From the listing below, copy every line with the word "date".
___ Data lines ___
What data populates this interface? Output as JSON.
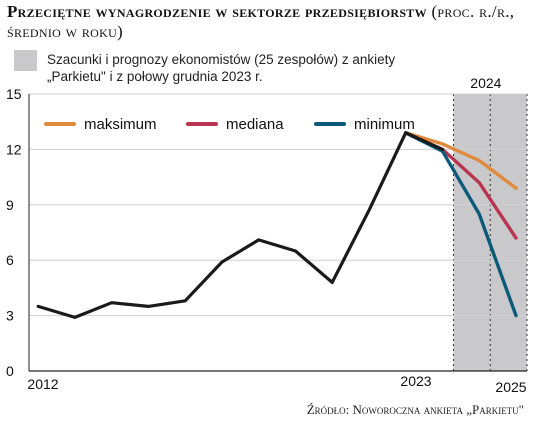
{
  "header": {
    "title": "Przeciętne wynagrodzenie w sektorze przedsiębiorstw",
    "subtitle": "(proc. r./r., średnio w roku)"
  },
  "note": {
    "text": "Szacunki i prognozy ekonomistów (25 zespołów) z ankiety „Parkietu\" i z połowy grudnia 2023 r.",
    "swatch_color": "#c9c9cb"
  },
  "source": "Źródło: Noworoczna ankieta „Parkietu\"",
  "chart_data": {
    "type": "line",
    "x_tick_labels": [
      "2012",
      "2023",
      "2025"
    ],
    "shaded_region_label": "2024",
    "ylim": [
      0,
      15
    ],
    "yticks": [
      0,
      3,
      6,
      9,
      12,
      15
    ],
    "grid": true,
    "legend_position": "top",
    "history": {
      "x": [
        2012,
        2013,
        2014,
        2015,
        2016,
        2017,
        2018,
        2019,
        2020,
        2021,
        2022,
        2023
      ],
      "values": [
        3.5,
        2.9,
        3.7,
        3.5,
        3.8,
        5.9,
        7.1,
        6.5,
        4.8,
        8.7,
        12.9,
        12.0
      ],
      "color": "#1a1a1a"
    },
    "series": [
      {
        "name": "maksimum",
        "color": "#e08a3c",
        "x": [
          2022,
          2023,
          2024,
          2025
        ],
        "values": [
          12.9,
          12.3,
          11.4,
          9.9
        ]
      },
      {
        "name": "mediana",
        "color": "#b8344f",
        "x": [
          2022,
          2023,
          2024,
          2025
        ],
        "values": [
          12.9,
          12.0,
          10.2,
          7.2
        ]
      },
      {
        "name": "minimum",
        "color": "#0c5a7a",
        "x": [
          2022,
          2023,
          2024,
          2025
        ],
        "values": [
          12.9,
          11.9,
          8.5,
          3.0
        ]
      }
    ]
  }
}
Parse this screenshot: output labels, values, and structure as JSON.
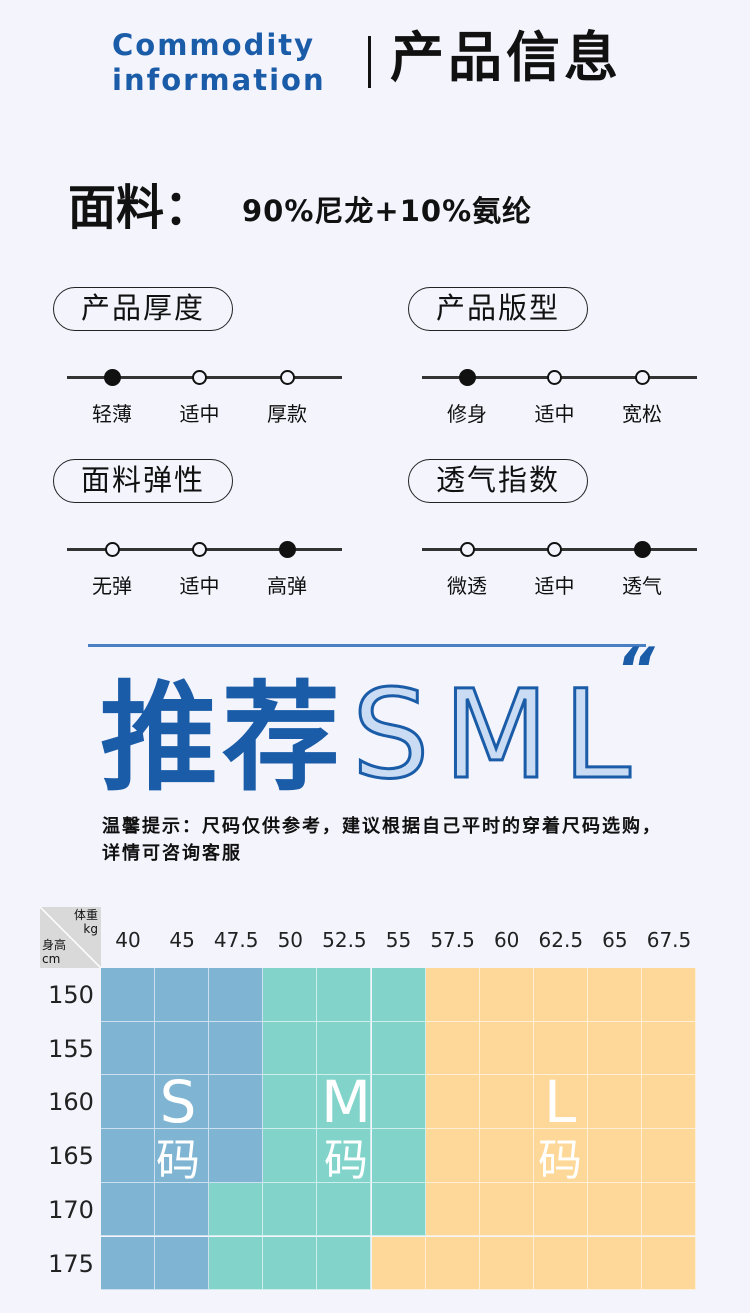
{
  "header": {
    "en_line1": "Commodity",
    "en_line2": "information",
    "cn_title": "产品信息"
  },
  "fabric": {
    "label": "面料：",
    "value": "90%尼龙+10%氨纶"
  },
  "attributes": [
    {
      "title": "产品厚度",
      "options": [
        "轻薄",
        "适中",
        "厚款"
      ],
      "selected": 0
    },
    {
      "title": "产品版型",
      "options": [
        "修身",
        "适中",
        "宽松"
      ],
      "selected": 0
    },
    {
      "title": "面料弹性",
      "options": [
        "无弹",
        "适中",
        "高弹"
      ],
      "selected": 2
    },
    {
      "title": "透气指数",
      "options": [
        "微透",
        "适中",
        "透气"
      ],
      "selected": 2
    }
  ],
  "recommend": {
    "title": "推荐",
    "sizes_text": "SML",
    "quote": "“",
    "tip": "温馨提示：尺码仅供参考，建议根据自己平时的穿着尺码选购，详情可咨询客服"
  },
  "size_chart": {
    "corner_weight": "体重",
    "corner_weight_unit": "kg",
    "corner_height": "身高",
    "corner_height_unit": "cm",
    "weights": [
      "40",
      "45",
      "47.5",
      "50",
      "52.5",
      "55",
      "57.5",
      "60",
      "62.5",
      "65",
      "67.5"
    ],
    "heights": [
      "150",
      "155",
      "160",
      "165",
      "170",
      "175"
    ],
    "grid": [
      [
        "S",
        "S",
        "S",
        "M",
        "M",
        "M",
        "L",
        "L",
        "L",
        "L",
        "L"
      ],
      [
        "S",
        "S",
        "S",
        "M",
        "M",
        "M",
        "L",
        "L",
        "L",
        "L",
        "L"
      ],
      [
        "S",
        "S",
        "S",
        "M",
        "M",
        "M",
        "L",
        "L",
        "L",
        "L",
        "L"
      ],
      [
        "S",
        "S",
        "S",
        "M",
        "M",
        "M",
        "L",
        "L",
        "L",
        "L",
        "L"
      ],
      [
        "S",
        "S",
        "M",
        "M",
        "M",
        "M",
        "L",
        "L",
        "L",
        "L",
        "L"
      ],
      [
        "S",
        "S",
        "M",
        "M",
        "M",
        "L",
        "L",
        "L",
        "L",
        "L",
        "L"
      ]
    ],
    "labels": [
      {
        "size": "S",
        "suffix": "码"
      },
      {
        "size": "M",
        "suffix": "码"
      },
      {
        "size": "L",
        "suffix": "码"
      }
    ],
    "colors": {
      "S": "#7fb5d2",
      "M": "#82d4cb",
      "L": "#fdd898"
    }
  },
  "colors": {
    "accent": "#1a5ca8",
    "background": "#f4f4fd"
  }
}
___
___ Data lines ___
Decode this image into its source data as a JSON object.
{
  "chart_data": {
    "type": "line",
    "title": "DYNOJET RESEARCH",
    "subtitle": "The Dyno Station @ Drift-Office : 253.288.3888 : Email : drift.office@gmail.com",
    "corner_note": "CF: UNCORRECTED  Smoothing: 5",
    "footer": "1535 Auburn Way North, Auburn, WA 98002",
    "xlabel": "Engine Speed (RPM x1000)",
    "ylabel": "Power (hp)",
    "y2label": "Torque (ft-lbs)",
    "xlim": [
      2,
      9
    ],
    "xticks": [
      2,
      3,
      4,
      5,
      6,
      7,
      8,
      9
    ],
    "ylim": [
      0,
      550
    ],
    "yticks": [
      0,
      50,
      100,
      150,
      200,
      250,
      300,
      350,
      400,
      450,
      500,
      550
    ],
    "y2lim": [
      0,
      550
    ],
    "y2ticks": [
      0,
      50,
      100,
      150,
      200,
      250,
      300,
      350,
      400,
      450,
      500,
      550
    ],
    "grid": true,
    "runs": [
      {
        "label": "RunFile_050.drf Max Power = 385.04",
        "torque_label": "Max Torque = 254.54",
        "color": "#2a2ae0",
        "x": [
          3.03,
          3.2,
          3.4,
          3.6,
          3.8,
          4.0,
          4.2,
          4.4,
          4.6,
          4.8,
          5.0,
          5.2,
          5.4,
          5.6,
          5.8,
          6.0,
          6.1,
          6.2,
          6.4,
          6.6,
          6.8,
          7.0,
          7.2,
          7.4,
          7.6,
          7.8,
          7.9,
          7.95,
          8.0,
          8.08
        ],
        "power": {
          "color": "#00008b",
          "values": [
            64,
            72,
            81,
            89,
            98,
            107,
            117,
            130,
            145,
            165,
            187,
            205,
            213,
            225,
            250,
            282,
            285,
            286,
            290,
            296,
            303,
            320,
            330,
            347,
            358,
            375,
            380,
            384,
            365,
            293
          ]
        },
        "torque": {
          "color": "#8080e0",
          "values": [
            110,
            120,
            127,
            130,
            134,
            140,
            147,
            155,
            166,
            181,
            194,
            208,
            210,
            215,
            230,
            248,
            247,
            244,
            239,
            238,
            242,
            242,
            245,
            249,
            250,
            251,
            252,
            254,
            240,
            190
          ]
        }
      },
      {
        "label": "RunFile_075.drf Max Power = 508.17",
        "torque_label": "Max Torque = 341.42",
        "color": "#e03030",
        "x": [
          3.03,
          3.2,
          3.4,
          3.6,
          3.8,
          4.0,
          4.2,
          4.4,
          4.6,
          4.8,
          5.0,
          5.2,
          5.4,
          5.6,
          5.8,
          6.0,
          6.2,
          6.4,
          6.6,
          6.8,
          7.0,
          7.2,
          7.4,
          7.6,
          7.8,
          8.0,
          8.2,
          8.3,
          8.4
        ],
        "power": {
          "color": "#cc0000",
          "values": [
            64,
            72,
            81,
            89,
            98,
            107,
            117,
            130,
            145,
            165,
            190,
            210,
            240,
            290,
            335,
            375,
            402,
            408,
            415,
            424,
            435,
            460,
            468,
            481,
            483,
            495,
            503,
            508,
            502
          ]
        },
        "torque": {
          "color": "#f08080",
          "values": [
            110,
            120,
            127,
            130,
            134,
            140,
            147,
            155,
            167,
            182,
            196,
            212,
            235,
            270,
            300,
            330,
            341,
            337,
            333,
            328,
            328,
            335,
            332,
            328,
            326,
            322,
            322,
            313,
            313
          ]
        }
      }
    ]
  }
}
___
___ Data lines ___
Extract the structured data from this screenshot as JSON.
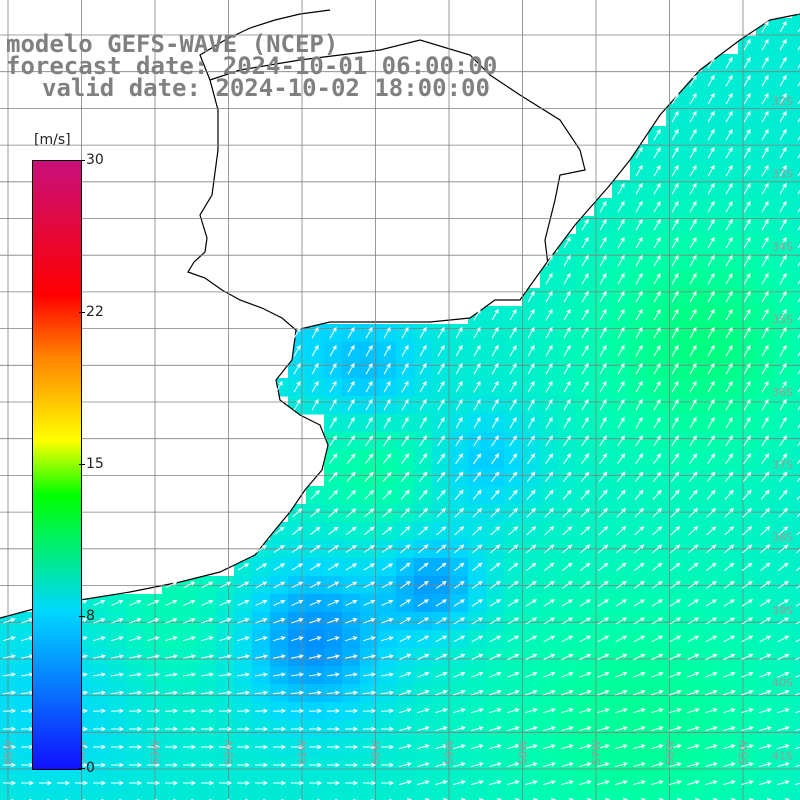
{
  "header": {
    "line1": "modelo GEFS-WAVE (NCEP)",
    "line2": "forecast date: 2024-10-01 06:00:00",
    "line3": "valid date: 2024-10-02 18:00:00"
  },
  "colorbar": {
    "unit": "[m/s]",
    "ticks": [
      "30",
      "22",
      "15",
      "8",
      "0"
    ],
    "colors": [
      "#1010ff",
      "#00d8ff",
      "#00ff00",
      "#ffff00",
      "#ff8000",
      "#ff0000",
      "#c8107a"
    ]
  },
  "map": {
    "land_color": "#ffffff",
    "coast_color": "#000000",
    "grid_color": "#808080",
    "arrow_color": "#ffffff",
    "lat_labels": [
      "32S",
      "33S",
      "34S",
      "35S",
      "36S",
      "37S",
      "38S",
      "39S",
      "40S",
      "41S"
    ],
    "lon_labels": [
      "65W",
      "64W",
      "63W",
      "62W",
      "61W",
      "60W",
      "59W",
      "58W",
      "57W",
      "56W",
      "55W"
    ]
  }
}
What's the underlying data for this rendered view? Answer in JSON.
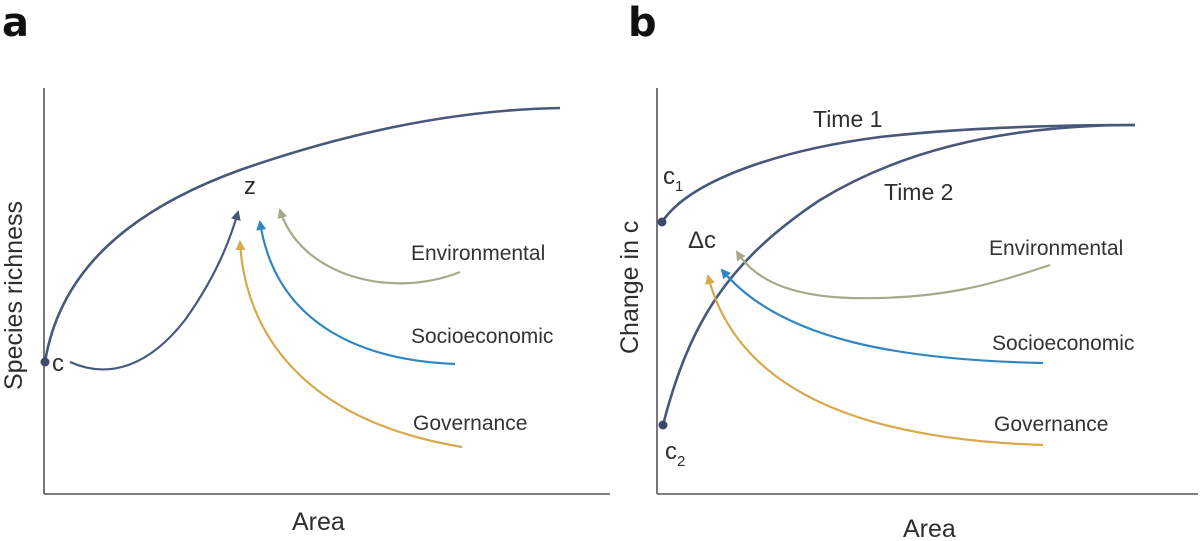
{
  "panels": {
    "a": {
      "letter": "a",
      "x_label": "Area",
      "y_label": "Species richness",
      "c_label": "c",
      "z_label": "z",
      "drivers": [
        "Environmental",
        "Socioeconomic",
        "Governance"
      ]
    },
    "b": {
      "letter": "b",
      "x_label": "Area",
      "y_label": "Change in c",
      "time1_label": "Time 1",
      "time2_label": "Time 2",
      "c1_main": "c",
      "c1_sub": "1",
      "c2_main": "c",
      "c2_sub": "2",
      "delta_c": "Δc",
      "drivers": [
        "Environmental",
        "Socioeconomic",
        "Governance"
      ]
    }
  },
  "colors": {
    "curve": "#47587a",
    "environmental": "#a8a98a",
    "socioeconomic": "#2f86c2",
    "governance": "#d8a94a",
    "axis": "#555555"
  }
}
___
The completed task.
    "line2": "forecast date: 2024-10-01 06:00:00",
    "line3": "valid date: 2024-10-02 18:00:00"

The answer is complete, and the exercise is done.